• Set exercise: Leave the pictures out, and retype all of the material exactly as written.

## START The records

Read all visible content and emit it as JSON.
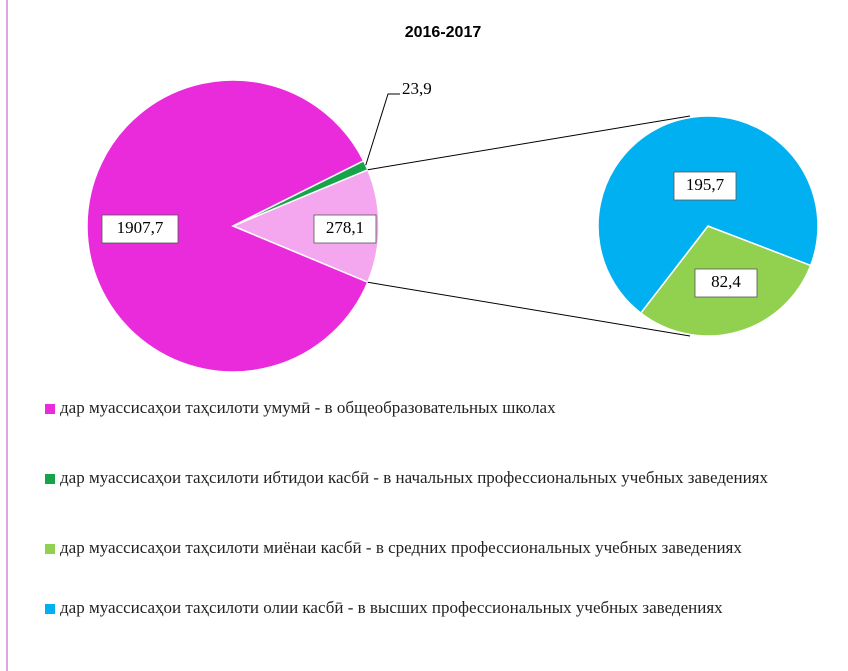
{
  "chart_data": {
    "type": "pie",
    "title": "2016-2017",
    "categories": [
      "дар муассисаҳои таҳсилоти умумӣ - в общеобразовательных школах",
      "дар муассисаҳои таҳсилоти ибтидои касбӣ - в начальных профессиональных учебных заведениях",
      "дар муассисаҳои таҳсилоти миёнаи касбӣ - в средних профессиональных учебных заведениях",
      "дар муассисаҳои таҳсилоти олии касбӣ - в высших профессиональных учебных заведениях"
    ],
    "values": [
      1907.7,
      23.9,
      82.4,
      195.7
    ],
    "value_labels": [
      "1907,7",
      "23,9",
      "82,4",
      "195,7"
    ],
    "colors": [
      "#ea2bdc",
      "#17a34a",
      "#92d050",
      "#00b0f0"
    ],
    "second_pie": [
      2,
      3
    ],
    "combined": {
      "value": 278.1,
      "label": "278,1",
      "color": "#f4a6ee"
    },
    "legend": "bottom"
  }
}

## END The records

• Result of the task:
Read all visible content and emit it as JSON.
{
  "chart_data": {
    "type": "pie",
    "title": "2016-2017",
    "categories": [
      "дар муассисаҳои таҳсилоти умумӣ - в общеобразовательных школах",
      "дар муассисаҳои таҳсилоти ибтидои касбӣ - в начальных профессиональных учебных заведениях",
      "дар муассисаҳои таҳсилоти миёнаи касбӣ - в средних профессиональных учебных заведениях",
      "дар муассисаҳои таҳсилоти олии касбӣ - в высших профессиональных учебных заведениях"
    ],
    "values": [
      1907.7,
      23.9,
      82.4,
      195.7
    ],
    "value_labels": [
      "1907,7",
      "23,9",
      "82,4",
      "195,7"
    ],
    "colors": [
      "#ea2bdc",
      "#17a34a",
      "#92d050",
      "#00b0f0"
    ],
    "second_pie": [
      2,
      3
    ],
    "combined": {
      "value": 278.1,
      "label": "278,1",
      "color": "#f4a6ee"
    },
    "legend": "bottom"
  }
}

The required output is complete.